Given instruction: Print each of the entries exactly, leaving nothing out.

Exercise input:
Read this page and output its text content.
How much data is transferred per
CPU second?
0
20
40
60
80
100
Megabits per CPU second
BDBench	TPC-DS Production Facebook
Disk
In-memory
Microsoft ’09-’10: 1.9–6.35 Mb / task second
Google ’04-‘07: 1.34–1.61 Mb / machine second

Problem solution:
Read this page and output its text content.
How much data is transferred per
CPU second?
0
20
40
60
80
100
Megabits per CPU second
BDBench	TPC-DS Production Facebook
Disk
In-memory
Microsoft ’09-’10: 1.9–6.35 Mb / task second
Google ’04-‘07: 1.34–1.61 Mb / machine second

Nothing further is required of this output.